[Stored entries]

-=-=-

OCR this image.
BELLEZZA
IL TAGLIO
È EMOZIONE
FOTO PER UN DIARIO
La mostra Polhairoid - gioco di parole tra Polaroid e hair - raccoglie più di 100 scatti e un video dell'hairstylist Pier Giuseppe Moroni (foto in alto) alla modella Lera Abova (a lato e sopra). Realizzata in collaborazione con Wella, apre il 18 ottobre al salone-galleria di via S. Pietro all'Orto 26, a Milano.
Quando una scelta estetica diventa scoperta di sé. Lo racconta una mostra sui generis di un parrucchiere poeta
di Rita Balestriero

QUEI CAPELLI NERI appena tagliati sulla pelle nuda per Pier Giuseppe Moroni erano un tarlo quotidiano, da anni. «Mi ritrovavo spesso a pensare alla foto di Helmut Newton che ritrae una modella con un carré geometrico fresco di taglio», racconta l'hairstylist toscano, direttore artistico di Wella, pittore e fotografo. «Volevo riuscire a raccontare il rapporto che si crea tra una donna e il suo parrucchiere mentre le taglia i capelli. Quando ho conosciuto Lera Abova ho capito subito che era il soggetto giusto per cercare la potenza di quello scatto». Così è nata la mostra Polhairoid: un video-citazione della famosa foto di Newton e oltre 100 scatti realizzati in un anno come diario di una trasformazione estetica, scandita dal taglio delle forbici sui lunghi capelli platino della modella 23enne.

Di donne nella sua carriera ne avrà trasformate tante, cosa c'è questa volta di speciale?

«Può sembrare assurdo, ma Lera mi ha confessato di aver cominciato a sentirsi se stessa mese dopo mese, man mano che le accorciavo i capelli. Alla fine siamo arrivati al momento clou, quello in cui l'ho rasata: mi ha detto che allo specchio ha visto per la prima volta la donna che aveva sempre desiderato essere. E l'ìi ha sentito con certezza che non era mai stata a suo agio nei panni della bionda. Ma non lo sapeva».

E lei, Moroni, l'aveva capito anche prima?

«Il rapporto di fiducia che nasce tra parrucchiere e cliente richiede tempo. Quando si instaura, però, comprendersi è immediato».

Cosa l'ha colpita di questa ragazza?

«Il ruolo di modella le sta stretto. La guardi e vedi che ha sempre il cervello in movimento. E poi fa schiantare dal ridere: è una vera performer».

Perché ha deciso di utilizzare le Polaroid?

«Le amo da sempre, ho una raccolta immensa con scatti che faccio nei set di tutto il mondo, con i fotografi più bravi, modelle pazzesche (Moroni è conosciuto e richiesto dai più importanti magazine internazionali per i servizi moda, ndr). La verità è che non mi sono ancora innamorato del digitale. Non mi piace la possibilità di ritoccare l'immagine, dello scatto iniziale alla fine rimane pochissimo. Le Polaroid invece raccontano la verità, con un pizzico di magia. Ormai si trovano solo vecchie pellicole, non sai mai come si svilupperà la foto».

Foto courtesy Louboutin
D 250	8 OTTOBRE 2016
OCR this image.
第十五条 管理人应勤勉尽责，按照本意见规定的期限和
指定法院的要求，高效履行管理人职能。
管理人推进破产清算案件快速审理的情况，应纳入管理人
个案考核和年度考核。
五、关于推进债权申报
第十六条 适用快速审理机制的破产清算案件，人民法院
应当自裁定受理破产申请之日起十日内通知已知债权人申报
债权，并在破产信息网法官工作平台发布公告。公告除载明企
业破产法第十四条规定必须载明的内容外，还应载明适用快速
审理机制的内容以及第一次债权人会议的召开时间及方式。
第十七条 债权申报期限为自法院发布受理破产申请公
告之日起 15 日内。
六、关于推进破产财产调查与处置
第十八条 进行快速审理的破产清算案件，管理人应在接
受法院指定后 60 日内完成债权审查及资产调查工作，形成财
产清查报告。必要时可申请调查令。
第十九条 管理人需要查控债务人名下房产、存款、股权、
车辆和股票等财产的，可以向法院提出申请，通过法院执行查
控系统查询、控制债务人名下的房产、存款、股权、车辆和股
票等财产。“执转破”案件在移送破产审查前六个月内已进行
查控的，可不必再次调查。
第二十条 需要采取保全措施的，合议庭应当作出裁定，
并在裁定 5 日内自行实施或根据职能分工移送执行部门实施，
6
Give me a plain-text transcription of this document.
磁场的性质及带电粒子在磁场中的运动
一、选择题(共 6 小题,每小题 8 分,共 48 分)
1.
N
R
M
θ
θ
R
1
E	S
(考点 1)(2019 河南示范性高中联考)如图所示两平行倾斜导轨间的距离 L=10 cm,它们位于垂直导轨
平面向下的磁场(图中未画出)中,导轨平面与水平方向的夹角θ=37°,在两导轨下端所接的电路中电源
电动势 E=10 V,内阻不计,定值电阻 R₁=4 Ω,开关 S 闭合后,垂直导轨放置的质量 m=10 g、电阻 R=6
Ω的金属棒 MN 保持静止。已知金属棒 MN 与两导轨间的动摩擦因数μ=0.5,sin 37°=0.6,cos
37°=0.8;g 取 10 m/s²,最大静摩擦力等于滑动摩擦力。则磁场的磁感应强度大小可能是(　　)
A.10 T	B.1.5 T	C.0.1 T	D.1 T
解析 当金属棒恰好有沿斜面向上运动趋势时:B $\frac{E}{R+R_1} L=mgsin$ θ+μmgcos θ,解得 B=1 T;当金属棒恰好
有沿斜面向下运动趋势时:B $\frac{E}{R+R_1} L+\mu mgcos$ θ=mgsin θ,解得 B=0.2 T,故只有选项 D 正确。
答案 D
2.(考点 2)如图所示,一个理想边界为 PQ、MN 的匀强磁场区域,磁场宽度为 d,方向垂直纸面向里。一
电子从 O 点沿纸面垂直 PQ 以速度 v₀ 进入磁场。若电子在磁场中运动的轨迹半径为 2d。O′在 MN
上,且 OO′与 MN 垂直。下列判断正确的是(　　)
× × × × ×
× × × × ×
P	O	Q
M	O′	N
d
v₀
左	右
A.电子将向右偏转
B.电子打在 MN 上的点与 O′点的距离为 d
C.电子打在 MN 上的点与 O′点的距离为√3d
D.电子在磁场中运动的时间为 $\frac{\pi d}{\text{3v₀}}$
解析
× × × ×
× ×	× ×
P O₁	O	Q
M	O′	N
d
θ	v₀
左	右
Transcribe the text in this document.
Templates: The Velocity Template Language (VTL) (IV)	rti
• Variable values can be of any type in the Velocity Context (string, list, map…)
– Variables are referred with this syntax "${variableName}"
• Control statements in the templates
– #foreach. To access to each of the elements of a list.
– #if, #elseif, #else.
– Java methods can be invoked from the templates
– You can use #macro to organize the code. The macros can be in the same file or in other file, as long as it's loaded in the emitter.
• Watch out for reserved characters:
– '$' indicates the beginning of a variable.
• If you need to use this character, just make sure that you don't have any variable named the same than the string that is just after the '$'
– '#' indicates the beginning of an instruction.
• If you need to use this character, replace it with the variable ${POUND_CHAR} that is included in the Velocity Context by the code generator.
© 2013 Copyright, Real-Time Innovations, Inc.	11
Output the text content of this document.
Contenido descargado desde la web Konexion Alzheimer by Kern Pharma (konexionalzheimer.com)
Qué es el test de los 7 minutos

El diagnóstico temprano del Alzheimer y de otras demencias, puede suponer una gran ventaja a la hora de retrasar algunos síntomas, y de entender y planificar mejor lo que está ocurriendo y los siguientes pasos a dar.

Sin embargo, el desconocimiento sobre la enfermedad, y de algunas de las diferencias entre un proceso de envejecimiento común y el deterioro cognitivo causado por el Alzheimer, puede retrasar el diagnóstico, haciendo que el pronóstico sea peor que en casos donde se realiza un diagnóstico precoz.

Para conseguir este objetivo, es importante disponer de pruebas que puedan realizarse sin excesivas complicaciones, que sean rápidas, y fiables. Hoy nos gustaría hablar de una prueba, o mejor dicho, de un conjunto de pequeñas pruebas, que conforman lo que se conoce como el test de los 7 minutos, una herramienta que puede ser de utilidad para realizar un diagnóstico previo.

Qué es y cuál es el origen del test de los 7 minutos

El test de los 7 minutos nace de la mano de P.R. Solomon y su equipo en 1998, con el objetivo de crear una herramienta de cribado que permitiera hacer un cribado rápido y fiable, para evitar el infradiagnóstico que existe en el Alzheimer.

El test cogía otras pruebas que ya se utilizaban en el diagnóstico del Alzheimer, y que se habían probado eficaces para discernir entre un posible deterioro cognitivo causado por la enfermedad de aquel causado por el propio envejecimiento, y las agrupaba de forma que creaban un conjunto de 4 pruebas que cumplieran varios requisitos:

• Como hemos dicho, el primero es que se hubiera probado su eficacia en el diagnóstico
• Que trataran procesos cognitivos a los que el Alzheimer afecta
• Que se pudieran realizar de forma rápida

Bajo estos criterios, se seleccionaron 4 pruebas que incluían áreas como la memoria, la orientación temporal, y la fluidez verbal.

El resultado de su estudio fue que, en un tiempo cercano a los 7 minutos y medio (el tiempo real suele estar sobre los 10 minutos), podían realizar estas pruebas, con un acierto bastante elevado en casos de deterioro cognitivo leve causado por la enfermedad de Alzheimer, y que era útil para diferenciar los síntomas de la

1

-=-=-

Pick each line holding the word "Velocity" out of the data and copy it.

Templates: The Velocity Template Language (VTL) (IV)	rti
• Variable values can be of any type in the Velocity Context (string, list, map…)
• If you need to use this character, replace it with the variable ${POUND_CHAR} that is included in the Velocity Context by the code generator.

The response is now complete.